Written instruction
Render every line of the rows below as a Markdown table with the columns "Line No." and "Text", leaving out blank lines and any pictures.

* start Input data *

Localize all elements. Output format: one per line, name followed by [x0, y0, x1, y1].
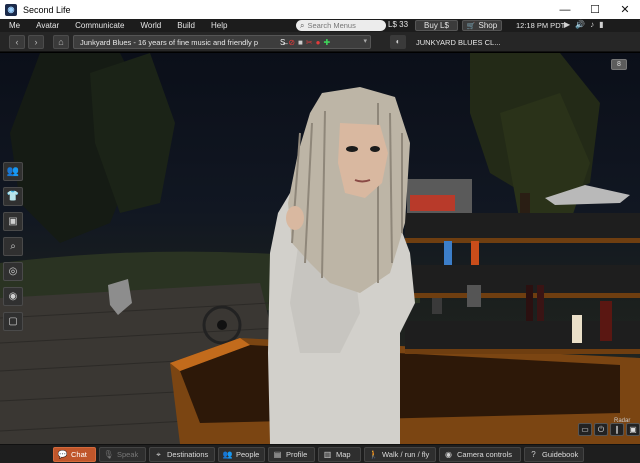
search-menus-input[interactable]: ⌕ Search Menus [296, 20, 386, 31]
navigation-bar: ‹ › ⌂ Junkyard Blues - 16 years of fine … [0, 32, 640, 52]
camera-label: Camera controls [457, 450, 513, 459]
maximize-button[interactable]: ☐ [580, 0, 610, 19]
search-icon: ⌕ [300, 20, 305, 30]
corner-controls: ▭ ⏻ ∥ ▣ [578, 423, 640, 436]
menu-communicate[interactable]: Communicate [67, 21, 132, 30]
menu-bar: Me Avatar Communicate World Build Help ⌕… [0, 19, 640, 32]
inventory-icon[interactable]: ▣ [3, 212, 23, 231]
avatar-icon[interactable]: 👥 [3, 162, 23, 181]
landmark-icon[interactable]: ◐ [390, 35, 406, 49]
left-toolbar: 👥 👕 ▣ ⌕ ◎ ◉ ▢ [3, 162, 23, 337]
destination-pin-icon: ⌖ [156, 449, 161, 459]
menu-build[interactable]: Build [169, 21, 203, 30]
camera-preset-icon[interactable]: 8 [611, 59, 627, 70]
media-play-icon[interactable]: ▶ [564, 20, 570, 29]
forward-button[interactable]: › [28, 35, 44, 49]
second-life-logo-icon: ◉ [5, 3, 17, 16]
speak-label: Speak [117, 450, 139, 459]
no-voice-icon: S̶ [280, 37, 286, 47]
shop-button[interactable]: 🛒 Shop [462, 20, 502, 31]
voice-icon[interactable]: ◉ [3, 287, 23, 306]
destinations-label: Destinations [167, 450, 209, 459]
appearance-icon[interactable]: 👕 [3, 187, 23, 206]
voice-settings-icon[interactable]: ⏻ [594, 423, 608, 436]
volume-icon[interactable]: 🔊 [575, 20, 585, 29]
shop-label: Shop [478, 21, 498, 30]
no-fly-icon: ⊘ [288, 37, 296, 47]
back-button[interactable]: ‹ [9, 35, 25, 49]
no-build-icon: ■ [298, 37, 303, 47]
scene-render [0, 53, 640, 444]
no-push-icon: ● [315, 37, 321, 47]
location-text: Junkyard Blues - 16 years of fine music … [80, 37, 259, 47]
menu-me[interactable]: Me [0, 21, 28, 30]
people-label: People [236, 450, 260, 459]
health-icon: ✚ [323, 37, 331, 47]
bandwidth-icon[interactable]: ▮ [599, 20, 603, 29]
chat-bubble-icon: 💬 [57, 450, 68, 459]
home-button[interactable]: ⌂ [53, 35, 69, 49]
gallery-icon[interactable]: ▭ [578, 423, 592, 436]
favorite-landmark[interactable]: JUNKYARD BLUES CL... [416, 38, 500, 47]
places-icon[interactable]: ◎ [3, 262, 23, 281]
camera-controls-button[interactable]: ◉ Camera controls [439, 447, 521, 462]
snapshot-icon[interactable]: ▢ [3, 312, 23, 331]
window-controls: — ☐ ✕ [550, 0, 640, 19]
window-title: Second Life [23, 4, 71, 15]
profile-card-icon: ▤ [273, 450, 282, 459]
minimize-button[interactable]: — [550, 0, 580, 19]
menu-help[interactable]: Help [203, 21, 235, 30]
close-button[interactable]: ✕ [610, 0, 640, 19]
map-label: Map [336, 450, 351, 459]
eye-icon: ◉ [445, 450, 452, 459]
window-titlebar: ◉ Second Life — ☐ ✕ [0, 0, 640, 19]
guidebook-label: Guidebook [542, 450, 579, 459]
map-icon: ▥ [323, 450, 332, 459]
location-dropdown-icon[interactable]: ▾ [363, 37, 367, 45]
menu-avatar[interactable]: Avatar [28, 21, 67, 30]
speak-button[interactable]: 🎙 Speak [99, 447, 146, 462]
buy-linden-button[interactable]: Buy L$ [415, 20, 458, 31]
status-tray: ▶ 🔊 ♪ ▮ [564, 20, 604, 29]
parcel-properties: S̶ ⊘ ■ ✂ ● ✚ [280, 38, 330, 47]
cart-icon: 🛒 [466, 22, 476, 30]
pause-icon[interactable]: ∥ [610, 423, 624, 436]
world-viewport[interactable]: 8 [0, 53, 640, 444]
chat-button[interactable]: 💬 Chat [53, 447, 96, 462]
walk-label: Walk / run / fly [382, 450, 430, 459]
linden-balance: L$ 33 [388, 20, 409, 29]
question-icon: ? [531, 450, 536, 459]
microphone-icon: 🎙 [103, 450, 114, 459]
walking-person-icon: 🚶 [368, 450, 379, 459]
search-placeholder: Search Menus [307, 21, 356, 30]
search-icon[interactable]: ⌕ [3, 237, 23, 256]
bottom-toolbar: 💬 Chat 🎙 Speak ⌖ Destinations 👥 People ▤… [0, 444, 640, 463]
clock: 12:18 PM PDT [516, 21, 566, 30]
profile-label: Profile [286, 450, 308, 459]
guidebook-button[interactable]: ? Guidebook [524, 447, 584, 462]
no-scripts-icon: ✂ [305, 37, 313, 47]
people-button[interactable]: 👥 People [218, 447, 265, 462]
profile-button[interactable]: ▤ Profile [268, 447, 315, 462]
conversation-icon[interactable]: ▣ [626, 423, 640, 436]
stream-icon[interactable]: ♪ [590, 20, 594, 29]
map-button[interactable]: ▥ Map [318, 447, 361, 462]
destinations-button[interactable]: ⌖ Destinations [149, 447, 215, 462]
walk-run-fly-button[interactable]: 🚶 Walk / run / fly [364, 447, 436, 462]
location-field[interactable]: Junkyard Blues - 16 years of fine music … [73, 35, 371, 49]
people-icon: 👥 [222, 450, 233, 459]
chat-label: Chat [71, 450, 87, 459]
menu-world[interactable]: World [132, 21, 169, 30]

* end Input data *

Result below
| Line No. | Text |
|---|---|
| 1 | Localize all elements. Output format: one per line, name followed by [x0, y0, x1, y1]. |
| 2 | search-menus-input[interactable]: ⌕ Search Menus [296, 20, 386, 31] |
| 3 | navigation-bar: ‹ › ⌂ Junkyard Blues - 16 years of fine … [0, 32, 640, 52] |
| 4 | camera-label: Camera controls [457, 450, 513, 459] |
| 5 | maximize-button[interactable]: ☐ [580, 0, 610, 19] |
| 6 | search-icon: ⌕ [300, 20, 305, 30] |
| 7 | corner-controls: ▭ ⏻ ∥ ▣ [578, 423, 640, 436] |
| 8 | menu-communicate[interactable]: Communicate [67, 21, 132, 30] |
| 9 | menu-bar: Me Avatar Communicate World Build Help ⌕… [0, 19, 640, 32] |
| 10 | inventory-icon[interactable]: ▣ [3, 212, 23, 231] |
| 11 | avatar-icon[interactable]: 👥 [3, 162, 23, 181] |
| 12 | landmark-icon[interactable]: ◐ [390, 35, 406, 49] |
| 13 | left-toolbar: 👥 👕 ▣ ⌕ ◎ ◉ ▢ [3, 162, 23, 337] |
| 14 | destination-pin-icon: ⌖ [156, 449, 161, 459] |
| 15 | menu-build[interactable]: Build [169, 21, 203, 30] |
| 16 | camera-preset-icon[interactable]: 8 [611, 59, 627, 70] |
| 17 | media-play-icon[interactable]: ▶ [564, 20, 570, 29] |
| 18 | forward-button[interactable]: › [28, 35, 44, 49] |
| 19 | second-life-logo-icon: ◉ [5, 3, 17, 16] |
| 20 | speak-label: Speak [117, 450, 139, 459] |
| 21 | no-voice-icon: S̶ [280, 37, 286, 47] |
| 22 | shop-button[interactable]: 🛒 Shop [462, 20, 502, 31] |
| 23 | voice-icon[interactable]: ◉ [3, 287, 23, 306] |
| 24 | destinations-label: Destinations [167, 450, 209, 459] |
| 25 | appearance-icon[interactable]: 👕 [3, 187, 23, 206] |
| 26 | voice-settings-icon[interactable]: ⏻ [594, 423, 608, 436] |
| 27 | volume-icon[interactable]: 🔊 [575, 20, 585, 29] |
| 28 | shop-label: Shop [478, 21, 498, 30] |
| 29 | no-fly-icon: ⊘ [288, 37, 296, 47] |
| 30 | back-button[interactable]: ‹ [9, 35, 25, 49] |
| 31 | no-build-icon: ■ [298, 37, 303, 47] |
| 32 | scene-render [0, 53, 640, 444] |
| 33 | no-push-icon: ● [315, 37, 321, 47] |
| 34 | location-text: Junkyard Blues - 16 years of fine music … [80, 37, 259, 47] |
| 35 | menu-me[interactable]: Me [0, 21, 28, 30] |
| 36 | people-label: People [236, 450, 260, 459] |
| 37 | health-icon: ✚ [323, 37, 331, 47] |
| 38 | bandwidth-icon[interactable]: ▮ [599, 20, 603, 29] |
| 39 | chat-bubble-icon: 💬 [57, 450, 68, 459] |
| 40 | home-button[interactable]: ⌂ [53, 35, 69, 49] |
| 41 | gallery-icon[interactable]: ▭ [578, 423, 592, 436] |
| 42 | favorite-landmark[interactable]: JUNKYARD BLUES CL... [416, 38, 500, 47] |
| 43 | places-icon[interactable]: ◎ [3, 262, 23, 281] |
| 44 | camera-controls-button[interactable]: ◉ Camera controls [439, 447, 521, 462] |
| 45 | snapshot-icon[interactable]: ▢ [3, 312, 23, 331] |
| 46 | window-controls: — ☐ ✕ [550, 0, 640, 19] |
| 47 | window-title: Second Life [23, 4, 71, 15] |
| 48 | profile-card-icon: ▤ [273, 450, 282, 459] |
| 49 | minimize-button[interactable]: — [550, 0, 580, 19] |
| 50 | menu-help[interactable]: Help [203, 21, 235, 30] |
| 51 | close-button[interactable]: ✕ [610, 0, 640, 19] |
| 52 | map-label: Map [336, 450, 351, 459] |
| 53 | eye-icon: ◉ [445, 450, 452, 459] |
| 54 | window-titlebar: ◉ Second Life — ☐ ✕ [0, 0, 640, 19] |
| 55 | guidebook-label: Guidebook [542, 450, 579, 459] |
| 56 | map-icon: ▥ [323, 450, 332, 459] |
| 57 | location-dropdown-icon[interactable]: ▾ [363, 37, 367, 45] |
| 58 | menu-avatar[interactable]: Avatar [28, 21, 67, 30] |
| 59 | speak-button[interactable]: 🎙 Speak [99, 447, 146, 462] |
| 60 | buy-linden-button[interactable]: Buy L$ [415, 20, 458, 31] |
| 61 | status-tray: ▶ 🔊 ♪ ▮ [564, 20, 604, 29] |
| 62 | parcel-properties: S̶ ⊘ ■ ✂ ● ✚ [280, 38, 330, 47] |
| 63 | cart-icon: 🛒 [466, 22, 476, 30] |
| 64 | pause-icon[interactable]: ∥ [610, 423, 624, 436] |
| 65 | world-viewport[interactable]: 8 [0, 53, 640, 444] |
| 66 | chat-button[interactable]: 💬 Chat [53, 447, 96, 462] |
| 67 | walk-label: Walk / run / fly [382, 450, 430, 459] |
| 68 | linden-balance: L$ 33 [388, 20, 409, 29] |
| 69 | question-icon: ? [531, 450, 536, 459] |
| 70 | microphone-icon: 🎙 [103, 450, 114, 459] |
| 71 | walking-person-icon: 🚶 [368, 450, 379, 459] |
| 72 | search-placeholder: Search Menus [307, 21, 356, 30] |
| 73 | search-icon[interactable]: ⌕ [3, 237, 23, 256] |
| 74 | bottom-toolbar: 💬 Chat 🎙 Speak ⌖ Destinations 👥 People ▤… [0, 444, 640, 463] |
| 75 | clock: 12:18 PM PDT [516, 21, 566, 30] |
| 76 | profile-label: Profile [286, 450, 308, 459] |
| 77 | guidebook-button[interactable]: ? Guidebook [524, 447, 584, 462] |
| 78 | no-scripts-icon: ✂ [305, 37, 313, 47] |
| 79 | people-button[interactable]: 👥 People [218, 447, 265, 462] |
| 80 | profile-button[interactable]: ▤ Profile [268, 447, 315, 462] |
| 81 | conversation-icon[interactable]: ▣ [626, 423, 640, 436] |
| 82 | stream-icon[interactable]: ♪ [590, 20, 594, 29] |
| 83 | map-button[interactable]: ▥ Map [318, 447, 361, 462] |
| 84 | destinations-button[interactable]: ⌖ Destinations [149, 447, 215, 462] |
| 85 | walk-run-fly-button[interactable]: 🚶 Walk / run / fly [364, 447, 436, 462] |
| 86 | location-field[interactable]: Junkyard Blues - 16 years of fine music … [73, 35, 371, 49] |
| 87 | people-icon: 👥 [222, 450, 233, 459] |
| 88 | chat-label: Chat [71, 450, 87, 459] |
| 89 | menu-world[interactable]: World [132, 21, 169, 30] |